> [Dataset rows about figures]
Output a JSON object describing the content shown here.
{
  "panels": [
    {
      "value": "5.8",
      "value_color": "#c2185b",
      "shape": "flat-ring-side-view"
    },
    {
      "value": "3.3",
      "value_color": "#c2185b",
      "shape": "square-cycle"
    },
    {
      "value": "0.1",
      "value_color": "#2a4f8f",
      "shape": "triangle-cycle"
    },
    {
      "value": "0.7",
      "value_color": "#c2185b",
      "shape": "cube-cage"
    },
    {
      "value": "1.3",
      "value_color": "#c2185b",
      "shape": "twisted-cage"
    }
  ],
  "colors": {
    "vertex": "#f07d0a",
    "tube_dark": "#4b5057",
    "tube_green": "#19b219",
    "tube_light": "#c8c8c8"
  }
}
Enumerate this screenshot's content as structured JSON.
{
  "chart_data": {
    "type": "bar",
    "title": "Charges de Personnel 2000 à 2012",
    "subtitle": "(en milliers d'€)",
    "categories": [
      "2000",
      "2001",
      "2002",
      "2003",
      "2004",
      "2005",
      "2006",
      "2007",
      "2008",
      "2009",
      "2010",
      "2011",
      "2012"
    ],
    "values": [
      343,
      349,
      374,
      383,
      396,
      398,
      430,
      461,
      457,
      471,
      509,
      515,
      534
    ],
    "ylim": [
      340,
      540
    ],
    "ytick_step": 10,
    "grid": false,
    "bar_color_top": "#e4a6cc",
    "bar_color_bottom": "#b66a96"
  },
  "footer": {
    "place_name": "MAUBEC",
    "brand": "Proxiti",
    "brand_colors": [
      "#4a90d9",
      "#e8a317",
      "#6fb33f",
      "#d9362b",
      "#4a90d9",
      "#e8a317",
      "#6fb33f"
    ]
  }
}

> [EXERCISE BRIEF] Copy every line from the entries that contains the word "cycle".

> [OUTPUT OF THE TASK]
      "shape": "square-cycle"
      "shape": "triangle-cycle"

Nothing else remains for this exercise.